[START OF Raw records]

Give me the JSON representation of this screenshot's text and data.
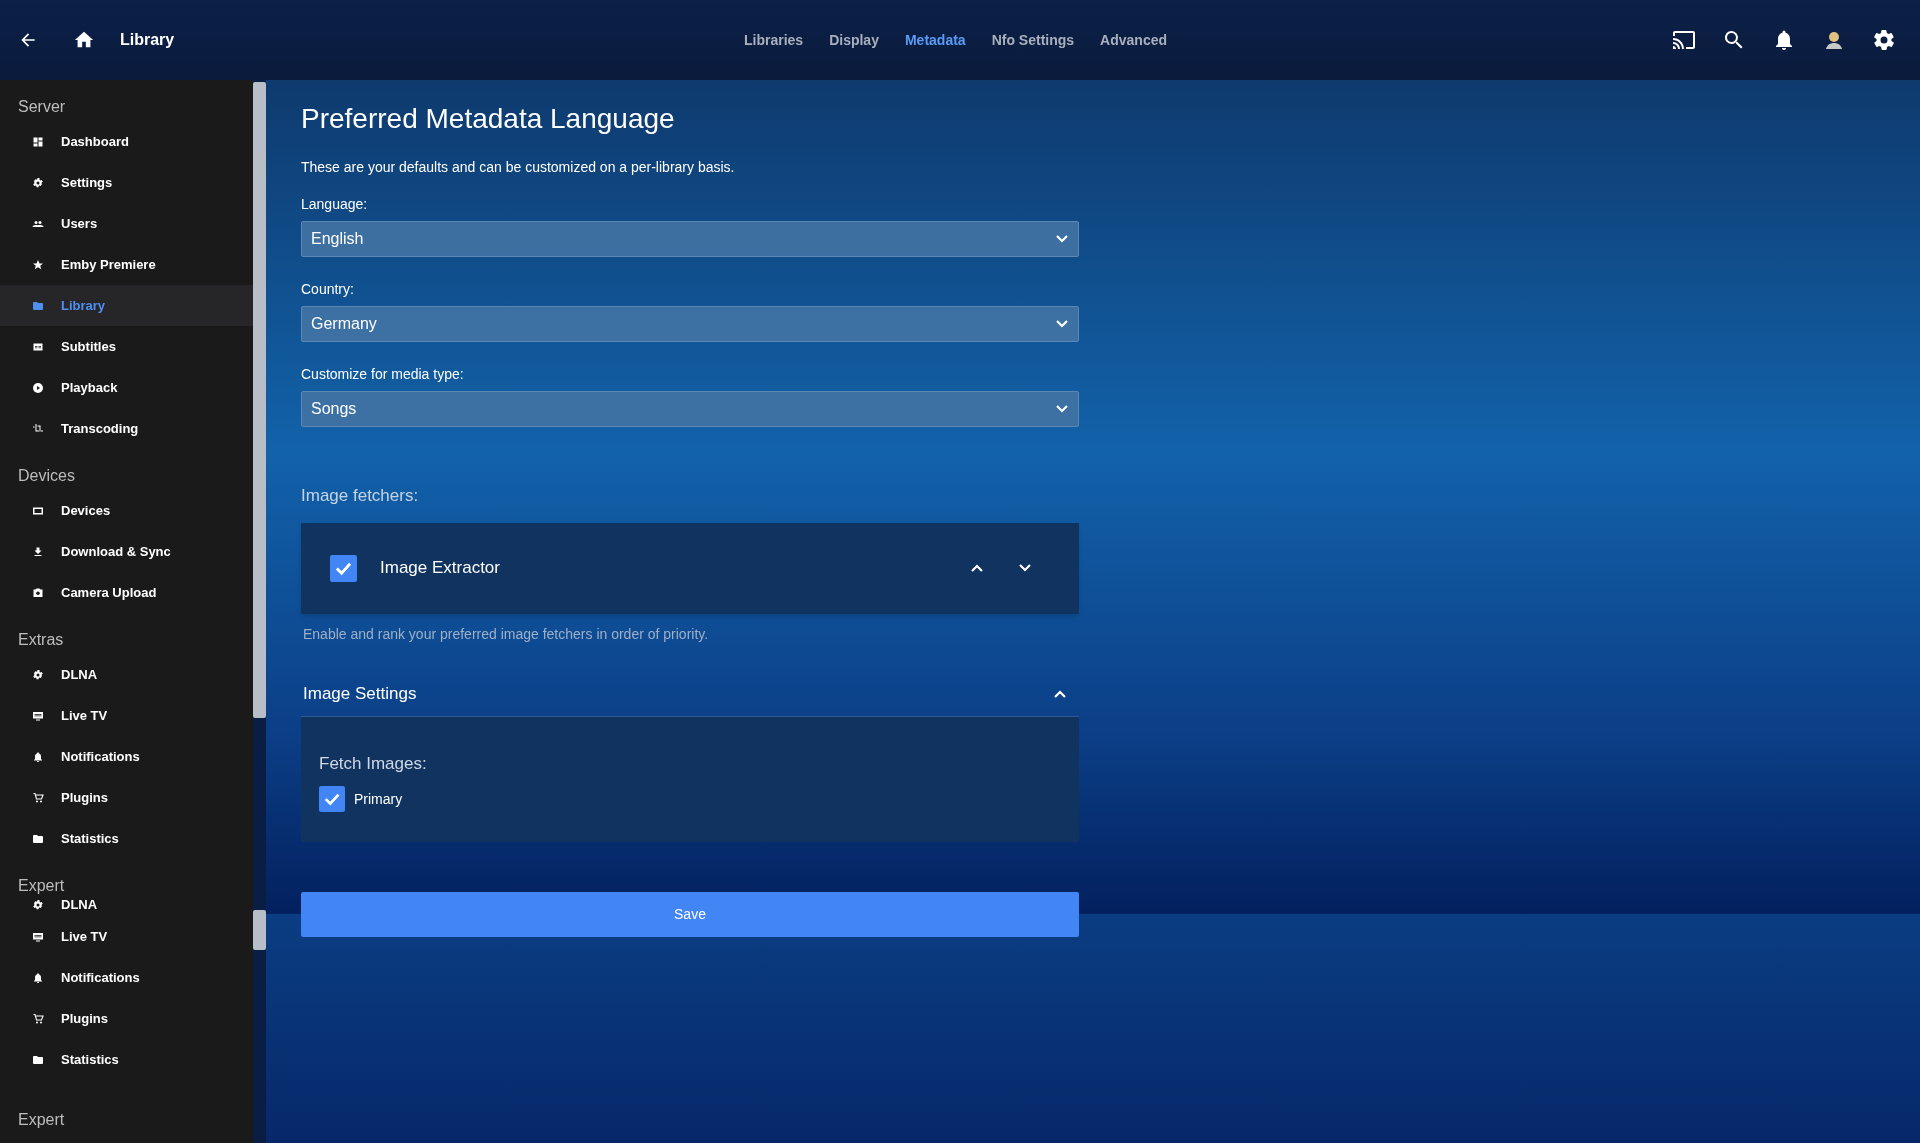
{
  "header": {
    "title": "Library",
    "tabs": [
      {
        "label": "Libraries",
        "selected": false
      },
      {
        "label": "Display",
        "selected": false
      },
      {
        "label": "Metadata",
        "selected": true
      },
      {
        "label": "Nfo Settings",
        "selected": false
      },
      {
        "label": "Advanced",
        "selected": false
      }
    ]
  },
  "sidebar": {
    "sections": [
      {
        "heading": "Server",
        "items": [
          {
            "label": "Dashboard",
            "selected": false
          },
          {
            "label": "Settings",
            "selected": false
          },
          {
            "label": "Users",
            "selected": false
          },
          {
            "label": "Emby Premiere",
            "selected": false
          },
          {
            "label": "Library",
            "selected": true
          },
          {
            "label": "Subtitles",
            "selected": false
          },
          {
            "label": "Playback",
            "selected": false
          },
          {
            "label": "Transcoding",
            "selected": false
          }
        ]
      },
      {
        "heading": "Devices",
        "items": [
          {
            "label": "Devices",
            "selected": false
          },
          {
            "label": "Download & Sync",
            "selected": false
          },
          {
            "label": "Camera Upload",
            "selected": false
          }
        ]
      },
      {
        "heading": "Extras",
        "items": [
          {
            "label": "DLNA",
            "selected": false
          },
          {
            "label": "Live TV",
            "selected": false
          },
          {
            "label": "Notifications",
            "selected": false
          },
          {
            "label": "Plugins",
            "selected": false
          },
          {
            "label": "Statistics",
            "selected": false
          }
        ]
      },
      {
        "heading": "Expert",
        "items": [
          {
            "label": "DLNA",
            "selected": false
          },
          {
            "label": "Live TV",
            "selected": false
          },
          {
            "label": "Notifications",
            "selected": false
          },
          {
            "label": "Plugins",
            "selected": false
          },
          {
            "label": "Statistics",
            "selected": false
          }
        ]
      },
      {
        "heading": "Expert"
      }
    ]
  },
  "main": {
    "title": "Preferred Metadata Language",
    "description": "These are your defaults and can be customized on a per-library basis.",
    "selects": [
      {
        "label": "Language:",
        "value": "English"
      },
      {
        "label": "Country:",
        "value": "Germany"
      },
      {
        "label": "Customize for media type:",
        "value": "Songs"
      }
    ],
    "image_fetchers": {
      "label": "Image fetchers:",
      "items": [
        {
          "name": "Image Extractor",
          "checked": true
        }
      ],
      "help": "Enable and rank your preferred image fetchers in order of priority."
    },
    "image_settings": {
      "title": "Image Settings",
      "expanded": true,
      "fetch_label": "Fetch Images:",
      "options": [
        {
          "label": "Primary",
          "checked": true
        }
      ]
    },
    "save": "Save"
  }
}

[END OF Raw records]

To do: Return a copy of every line that includes the word "true".

Task solution:
        "selected": true
            "selected": true
          "checked": true
      "expanded": true,
          "checked": true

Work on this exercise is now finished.